_题目 1_
用两句话概括下面这篇关于SPDK的文章。
_题目 2_
根据下面这篇关于SPDK的文章回答:
(a) SPDK的存储后端支持哪些类型?
(b) 作者设置的10240个2M大页总共是多少内存?
(c) 如果是zfs引导的系统,加入的参数应写入哪个文件?
_题目 3_
给出下面这篇关于SPDK的文章的后续内容,从最后一行之后接着写。

_引文段落_

────

在Proxmox VE上使用SPDK,加速NVMe
SPDK是个用户态程序,可以在Qemu环境中,加速NVMe存储。
通常我们使用Nvme作为虚拟机存储,是将NVMe直通进VM或者在NVMe上创建文件系统,再使用virtio-scsi/blk供VM使用。这样会有很大的IO损失。
SPDK可以使用vhost-user,让存储io在用户空间完成。这像是macvlan一样。表现在SPDK会创建一个socket,将socket以vhost-user-blk-pci传递给虚拟机。
SPDK看起来很高级,使用上要入门也很容易,比如我。本文主要旨在快速入门。
我们可以看从下往上图看,Hardware就是支持的硬件,如NVMe SSD。
Back-end 意思是SPDK使用的存储后端。例如我们要将一块硬盘给VM做存储,常见的方式是,将一块硬盘格式化成EXT4,或者LVM,创建文件或者lv传递给虚拟机。对于硬盘就是硬件,EXT4和LVM就相当于存储后端。我们要使用SPDK,就要先配置存储后端。SPDK的存储后端支持有AIO(IO_uring),NVMe(不是硬盘,可以理解为协议),RBD,PMEM,Malloc。
Storage Services 就是如何实现的。SDPK是一个加速框架,后端用的是传统硬盘,由OS管理。SDPK需要对其做处理,将他们变成一个由自己处理的后端(bdev),随后将这个后端提供给虚拟机,这个存储服务和中间件类似。
Storage Protocols可以理解为传递给VM的方式,主要有SAN(在host创建iscsi服务,将磁盘通过iscsi传递给VM)、vhost-scsi(在host创建vhost socket,传递给VM)以及NVMe-oF(通过硬件传递)。本文将使用vhost-scsi此种方式来演示。
那么要使用SDPK,我们大致的流程就是,将硬盘或者其他的存储,添加到bdev,将bdev分割成lv或者直接创建ISCSI/vhost/NVMe-oF,最后传递给虚拟机。
配置大页
SPDK需要hugepages。
像直通一样,在/etc/default/grub中的DEFAULT行,加入intel_iommu=on iommu=pt hugepagesz=2M hugepages=10240
SPDK需要将硬盘加入vfio-pci,所以需要开启iommu。
hugepagesz
是单个大页大小,你可以设置成1G。hugepages=10240
是大页个数。我这里10240个2M就是20G。配置之后,会创建共20G的大页。- 注意,大页创建后,会占用系统内存,请合理开启。
最后更新一下grub update-grub
如果是zfs引导的系统,请将加入的参数,写入到/etc/kernel/cmdline 中并使用命令更新引导。
随后重启,你应该能看到有如下的大页。
root@pve:/opt/spdk# cat /proc/meminfo |grep Huge
AnonHugePages: 0 kB
ShmemHugePages: 0 kB
FileHugePages: 0 kB
HugePages_Total: 1024
HugePages_Free: 512
HugePages_Rsvd: 0
HugePages_Surp: 0
Hugepagesize: 2048 kB
Hugetlb: 2097152 kB
挂载大页
mount -t hugetlbfs -o pagesize=2M none /dev/hugepages/
编译SPDK
#安装一些包
apt install build-* git librdmacm-dev libpmem-dev \
libpmemblk-dev liburing-dev libfuse3-dev librados-dev librbd-dev \
pkg-config python3-pkgconfig cmake \
valgrind python3-pytest python3-restructuredtext-lint -y
#克隆项目
git clone https://github.com/spdk/spdk /opt/spdk
git clone https://github.com/openssl/openssl /opt/openssl
git clone https://github.com/axboe/fio.git /opt/fio
#编译openssl
cd /opt/openssl
./Configure
make -j $(nproc)

────

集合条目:
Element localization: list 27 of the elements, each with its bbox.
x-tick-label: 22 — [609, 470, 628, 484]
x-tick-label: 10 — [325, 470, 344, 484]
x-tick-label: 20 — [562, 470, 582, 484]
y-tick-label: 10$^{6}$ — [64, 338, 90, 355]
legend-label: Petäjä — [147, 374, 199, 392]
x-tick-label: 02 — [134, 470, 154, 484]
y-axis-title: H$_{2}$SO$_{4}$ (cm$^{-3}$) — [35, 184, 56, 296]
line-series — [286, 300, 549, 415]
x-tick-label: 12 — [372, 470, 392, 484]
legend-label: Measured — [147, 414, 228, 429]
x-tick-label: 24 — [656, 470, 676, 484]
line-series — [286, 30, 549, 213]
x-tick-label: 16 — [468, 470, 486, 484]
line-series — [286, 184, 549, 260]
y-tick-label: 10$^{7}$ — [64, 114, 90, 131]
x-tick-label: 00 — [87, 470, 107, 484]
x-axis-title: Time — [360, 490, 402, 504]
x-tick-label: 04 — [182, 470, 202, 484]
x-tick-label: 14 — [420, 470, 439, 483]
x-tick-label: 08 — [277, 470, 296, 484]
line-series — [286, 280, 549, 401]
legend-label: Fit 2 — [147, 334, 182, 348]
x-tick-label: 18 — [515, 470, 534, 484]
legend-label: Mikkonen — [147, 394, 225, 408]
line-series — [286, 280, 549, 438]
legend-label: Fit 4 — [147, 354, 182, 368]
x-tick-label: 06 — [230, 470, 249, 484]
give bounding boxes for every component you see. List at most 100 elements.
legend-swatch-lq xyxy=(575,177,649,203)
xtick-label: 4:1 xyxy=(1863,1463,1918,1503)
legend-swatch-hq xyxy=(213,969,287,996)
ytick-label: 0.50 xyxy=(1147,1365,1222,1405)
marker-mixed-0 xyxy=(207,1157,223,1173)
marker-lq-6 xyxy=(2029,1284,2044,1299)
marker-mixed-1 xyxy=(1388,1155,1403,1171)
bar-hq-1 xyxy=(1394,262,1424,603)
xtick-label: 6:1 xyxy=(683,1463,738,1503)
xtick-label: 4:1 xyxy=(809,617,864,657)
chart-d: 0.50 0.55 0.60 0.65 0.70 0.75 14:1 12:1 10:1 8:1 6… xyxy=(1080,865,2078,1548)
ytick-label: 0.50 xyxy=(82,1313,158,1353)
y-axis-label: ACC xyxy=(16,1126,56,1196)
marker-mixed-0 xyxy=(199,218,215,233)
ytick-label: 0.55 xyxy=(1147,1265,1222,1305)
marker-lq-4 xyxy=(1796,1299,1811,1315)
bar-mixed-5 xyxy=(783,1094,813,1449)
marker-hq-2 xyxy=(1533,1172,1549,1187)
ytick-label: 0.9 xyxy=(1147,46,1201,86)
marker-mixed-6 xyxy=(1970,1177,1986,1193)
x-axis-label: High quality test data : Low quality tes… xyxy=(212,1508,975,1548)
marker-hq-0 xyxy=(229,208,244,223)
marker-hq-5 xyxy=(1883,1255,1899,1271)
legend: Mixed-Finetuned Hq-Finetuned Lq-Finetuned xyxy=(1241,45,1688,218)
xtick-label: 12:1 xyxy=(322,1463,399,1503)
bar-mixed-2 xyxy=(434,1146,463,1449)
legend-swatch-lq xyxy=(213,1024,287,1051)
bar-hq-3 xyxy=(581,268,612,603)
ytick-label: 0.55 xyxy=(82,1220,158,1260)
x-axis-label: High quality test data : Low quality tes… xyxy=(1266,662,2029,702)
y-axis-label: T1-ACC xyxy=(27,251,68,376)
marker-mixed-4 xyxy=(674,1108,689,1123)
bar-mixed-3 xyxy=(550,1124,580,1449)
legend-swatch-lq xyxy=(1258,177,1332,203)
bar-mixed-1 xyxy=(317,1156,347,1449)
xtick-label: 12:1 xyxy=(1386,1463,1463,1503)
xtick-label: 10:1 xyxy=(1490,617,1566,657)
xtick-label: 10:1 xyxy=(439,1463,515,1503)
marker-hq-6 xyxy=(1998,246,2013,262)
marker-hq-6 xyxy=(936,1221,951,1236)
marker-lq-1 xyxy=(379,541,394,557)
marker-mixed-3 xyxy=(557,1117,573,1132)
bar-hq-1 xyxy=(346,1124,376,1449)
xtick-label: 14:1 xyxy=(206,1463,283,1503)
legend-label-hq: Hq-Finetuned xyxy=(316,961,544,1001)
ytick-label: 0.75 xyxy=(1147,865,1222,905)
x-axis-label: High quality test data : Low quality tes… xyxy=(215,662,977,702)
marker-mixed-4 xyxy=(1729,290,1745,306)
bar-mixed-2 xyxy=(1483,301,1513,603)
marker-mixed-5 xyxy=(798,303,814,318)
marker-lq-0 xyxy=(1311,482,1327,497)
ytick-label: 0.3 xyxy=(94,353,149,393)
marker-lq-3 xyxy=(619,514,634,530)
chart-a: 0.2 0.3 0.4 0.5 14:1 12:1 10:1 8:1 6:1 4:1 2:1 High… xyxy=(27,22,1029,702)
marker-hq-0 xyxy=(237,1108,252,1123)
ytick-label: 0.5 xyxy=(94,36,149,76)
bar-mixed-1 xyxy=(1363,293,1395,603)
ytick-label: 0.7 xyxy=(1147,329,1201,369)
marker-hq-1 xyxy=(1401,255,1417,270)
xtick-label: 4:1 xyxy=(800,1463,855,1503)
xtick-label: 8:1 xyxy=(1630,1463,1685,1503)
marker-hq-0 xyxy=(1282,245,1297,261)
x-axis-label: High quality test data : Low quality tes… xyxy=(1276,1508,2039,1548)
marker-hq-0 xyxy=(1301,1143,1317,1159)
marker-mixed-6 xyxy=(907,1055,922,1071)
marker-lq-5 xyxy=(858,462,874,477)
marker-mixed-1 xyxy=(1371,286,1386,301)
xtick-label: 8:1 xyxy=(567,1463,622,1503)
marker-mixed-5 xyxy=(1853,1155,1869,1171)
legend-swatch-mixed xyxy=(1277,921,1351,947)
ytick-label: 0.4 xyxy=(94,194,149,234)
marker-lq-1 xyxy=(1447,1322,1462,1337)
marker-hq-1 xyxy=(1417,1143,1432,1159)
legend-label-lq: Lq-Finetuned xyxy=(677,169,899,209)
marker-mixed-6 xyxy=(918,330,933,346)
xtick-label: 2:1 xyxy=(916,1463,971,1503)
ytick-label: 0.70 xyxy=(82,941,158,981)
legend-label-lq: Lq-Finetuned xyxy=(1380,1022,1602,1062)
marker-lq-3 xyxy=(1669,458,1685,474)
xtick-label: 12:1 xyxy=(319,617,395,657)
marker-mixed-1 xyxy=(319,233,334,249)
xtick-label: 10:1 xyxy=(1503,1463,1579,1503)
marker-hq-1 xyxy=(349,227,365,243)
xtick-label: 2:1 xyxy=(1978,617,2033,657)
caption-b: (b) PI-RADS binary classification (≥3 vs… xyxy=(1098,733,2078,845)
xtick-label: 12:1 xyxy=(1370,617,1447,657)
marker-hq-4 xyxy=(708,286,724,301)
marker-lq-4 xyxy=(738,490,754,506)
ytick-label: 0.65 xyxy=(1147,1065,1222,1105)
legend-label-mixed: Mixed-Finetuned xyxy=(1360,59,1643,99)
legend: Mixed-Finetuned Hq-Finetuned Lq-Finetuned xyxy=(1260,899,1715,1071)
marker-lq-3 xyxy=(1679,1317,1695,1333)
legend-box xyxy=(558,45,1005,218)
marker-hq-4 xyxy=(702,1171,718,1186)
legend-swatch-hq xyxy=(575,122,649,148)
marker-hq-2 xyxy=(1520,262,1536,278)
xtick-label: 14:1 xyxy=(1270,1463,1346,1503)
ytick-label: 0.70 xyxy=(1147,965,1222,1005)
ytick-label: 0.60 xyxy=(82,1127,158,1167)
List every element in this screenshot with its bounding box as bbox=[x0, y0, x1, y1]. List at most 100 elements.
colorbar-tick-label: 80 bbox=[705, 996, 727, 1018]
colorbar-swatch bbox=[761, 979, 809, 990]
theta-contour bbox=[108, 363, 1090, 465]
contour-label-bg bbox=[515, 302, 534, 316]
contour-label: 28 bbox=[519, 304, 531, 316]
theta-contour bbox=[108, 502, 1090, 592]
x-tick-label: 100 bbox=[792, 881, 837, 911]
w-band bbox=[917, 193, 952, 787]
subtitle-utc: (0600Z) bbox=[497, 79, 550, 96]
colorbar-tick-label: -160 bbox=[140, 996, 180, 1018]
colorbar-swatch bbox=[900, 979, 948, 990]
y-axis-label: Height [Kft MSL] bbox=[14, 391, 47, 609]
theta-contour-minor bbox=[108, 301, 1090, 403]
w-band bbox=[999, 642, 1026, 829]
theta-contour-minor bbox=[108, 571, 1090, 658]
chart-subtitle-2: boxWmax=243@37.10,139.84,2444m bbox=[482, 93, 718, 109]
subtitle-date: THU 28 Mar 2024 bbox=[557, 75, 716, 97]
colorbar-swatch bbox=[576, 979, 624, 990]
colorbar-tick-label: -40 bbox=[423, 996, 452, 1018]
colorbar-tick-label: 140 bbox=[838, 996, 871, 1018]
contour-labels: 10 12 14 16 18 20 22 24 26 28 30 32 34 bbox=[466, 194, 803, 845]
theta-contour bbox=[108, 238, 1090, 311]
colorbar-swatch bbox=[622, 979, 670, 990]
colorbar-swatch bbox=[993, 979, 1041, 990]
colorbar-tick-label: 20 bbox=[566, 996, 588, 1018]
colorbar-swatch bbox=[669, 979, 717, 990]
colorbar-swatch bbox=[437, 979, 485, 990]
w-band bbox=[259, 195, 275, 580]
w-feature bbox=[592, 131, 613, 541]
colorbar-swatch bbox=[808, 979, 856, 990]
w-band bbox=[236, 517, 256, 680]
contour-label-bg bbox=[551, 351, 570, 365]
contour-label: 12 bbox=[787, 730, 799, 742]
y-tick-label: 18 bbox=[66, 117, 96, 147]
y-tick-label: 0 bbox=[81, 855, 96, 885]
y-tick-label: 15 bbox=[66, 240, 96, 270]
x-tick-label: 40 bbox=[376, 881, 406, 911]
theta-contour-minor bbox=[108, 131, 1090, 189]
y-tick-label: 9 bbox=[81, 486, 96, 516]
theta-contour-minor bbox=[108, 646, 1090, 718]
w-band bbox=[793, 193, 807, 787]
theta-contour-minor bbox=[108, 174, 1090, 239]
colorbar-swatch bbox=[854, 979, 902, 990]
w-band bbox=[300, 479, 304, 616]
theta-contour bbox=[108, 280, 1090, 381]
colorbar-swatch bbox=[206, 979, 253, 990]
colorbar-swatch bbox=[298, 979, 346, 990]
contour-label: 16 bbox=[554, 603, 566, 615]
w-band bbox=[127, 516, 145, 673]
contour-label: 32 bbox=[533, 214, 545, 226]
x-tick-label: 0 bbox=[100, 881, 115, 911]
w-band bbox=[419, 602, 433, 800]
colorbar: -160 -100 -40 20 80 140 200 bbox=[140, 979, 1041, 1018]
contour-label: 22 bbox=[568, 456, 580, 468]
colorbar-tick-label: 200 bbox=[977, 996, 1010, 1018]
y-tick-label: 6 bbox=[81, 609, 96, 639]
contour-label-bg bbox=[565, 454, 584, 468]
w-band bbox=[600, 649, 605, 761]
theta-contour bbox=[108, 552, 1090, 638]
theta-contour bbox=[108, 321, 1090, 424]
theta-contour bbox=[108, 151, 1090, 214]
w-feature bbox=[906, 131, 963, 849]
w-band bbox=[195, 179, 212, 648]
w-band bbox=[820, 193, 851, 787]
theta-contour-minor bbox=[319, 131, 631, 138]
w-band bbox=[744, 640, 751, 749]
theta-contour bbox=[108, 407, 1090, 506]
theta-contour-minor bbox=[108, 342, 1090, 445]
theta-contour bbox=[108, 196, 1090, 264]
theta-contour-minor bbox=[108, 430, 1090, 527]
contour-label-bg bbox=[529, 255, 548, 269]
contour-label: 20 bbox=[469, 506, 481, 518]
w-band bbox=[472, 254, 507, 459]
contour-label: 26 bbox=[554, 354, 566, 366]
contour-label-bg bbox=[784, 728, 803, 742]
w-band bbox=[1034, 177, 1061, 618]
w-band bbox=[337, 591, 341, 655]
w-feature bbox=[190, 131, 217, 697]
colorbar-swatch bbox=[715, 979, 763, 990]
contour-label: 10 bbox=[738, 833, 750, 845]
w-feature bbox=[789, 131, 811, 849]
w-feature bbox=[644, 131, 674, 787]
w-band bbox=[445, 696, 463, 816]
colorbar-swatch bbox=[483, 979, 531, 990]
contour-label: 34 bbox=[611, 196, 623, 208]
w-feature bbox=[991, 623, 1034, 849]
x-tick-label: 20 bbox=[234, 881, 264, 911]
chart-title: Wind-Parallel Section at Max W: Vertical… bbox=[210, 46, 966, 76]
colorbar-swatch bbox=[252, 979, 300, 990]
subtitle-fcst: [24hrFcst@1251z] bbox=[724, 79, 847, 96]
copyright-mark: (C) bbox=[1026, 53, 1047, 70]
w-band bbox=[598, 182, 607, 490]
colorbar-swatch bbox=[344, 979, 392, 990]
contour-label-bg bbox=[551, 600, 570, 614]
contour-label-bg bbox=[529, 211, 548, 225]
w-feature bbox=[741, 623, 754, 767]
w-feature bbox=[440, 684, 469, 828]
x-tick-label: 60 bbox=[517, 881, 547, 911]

────

_输出结果 1_
SPDK是一个用户态程序,借助vhost-user让存储IO在用户空间完成,从而在Qemu环境中加速NVMe存储,避免直通或在NVMe上建文件系统再用virtio-scsi/blk时的较大IO损失;其大致流程是把硬盘或其他存储加入bdev,再分割成lv或直接创建iSCSI/vhost/NVMe-oF传递给虚拟机。准备步骤包括在grub中开启iommu并配置大页、更新引导后重启、挂载大页,然后安装依赖包、克隆SPDK、openssl和fio项目并编译openssl。

_输出结果 2_
(a) AIO(IO_uring)、NVMe、RBD、PMEM和Malloc。
(b) 20G。
(c) /etc/kernel/cmdline。

_输出结果 3_
make install -j $(nproc)
#编译fio
cd /opt/fio
make -j $(nproc)
make install -j $(nproc)
#更新模块
cd /opt/spdk
git submodule update --init
#安装需要的软件包
./scripts/pkgdep.sh
#如果要安装所有包
./scripts/pkgdep.sh --all
#配置
./configure --with-fio=/opt/fio --with-crypto \
--with-xnvme --with-vhost --with-virtio --with-vfio-user=/opt/libvfio-user \
--with-vbdev-compress --with-rbd --with-rdma \
--with-iscsi-initiator --with-ocf --with-uring --with-openssl=/opt/openssl \
--with-fuse --with-nvme-cuse --with-raid5f \
--with-usdt --with-sma
#编译
make -j $(nproc)
启动SPDK环境
进入到sdpk目录
HUGEMEM=2048 ./scripts/setup.sh
启动vhost
./build/bin/vhost -S /var/tmp -s 1024 -m 0x3 &
创建aio bdev
rpc.py是一个工具,我们可以给一个-h参数,查看其用法。
root@pve:/opt/spdk# ./scripts/rpc.py -h|grep bdev|grep -E "uring|aio|iscsi"
bdev_aio_create Add a bdev with aio backend
bdev_aio_rescan Rescan a bdev size with aio backend
bdev_aio_delete Delete an aio disk
bdev_uring_create Create a bdev with io_uring backend
bdev_uring_delete Delete a uring bdev
bdev_iscsi_set_options
Set options for the bdev iscsi type.
bdev_iscsi_create Add bdev with iSCSI initiator backend
bdev_iscsi_delete Delete an iSCSI bdev
or configuring or offline. 'online' is the raid bdev
which is registered with bdev layer. 'configuring' is
base bdev became available (during examination
从上面的输出,我们可以看到创建bdev的语法就是bdev_xxx_{create,delete}。基本大致是这样。我们可以在创建的命令下使用-h,可以查看到更多的帮助信息。
例如创建aio设备
root@pve:/opt/spdk# ./scripts/rpc.py bdev_aio_create -h
usage: rpc.py [options] bdev_aio_create [-h] filename name [block_size]
positional arguments:
filename Path to device or file (ex: /dev/nvme0n1)
name bdev name
block_size Block size for this bdev
options:
-h, --help show this help message and exit
如上创建aio bdev语法则为,./scripts/rpc.py bdev_aio_create [nvme磁盘名] [bdev名] [块大小(b为单位)]
那么我们创建一个名aiodev的bdev,后端采用bdev_aio,使用磁盘/dev/nvme0n1,块大小为512b,块大小建议和磁盘块大小一致(nvme id-ns /dev/nvme0n1 -H|grep LBA
)。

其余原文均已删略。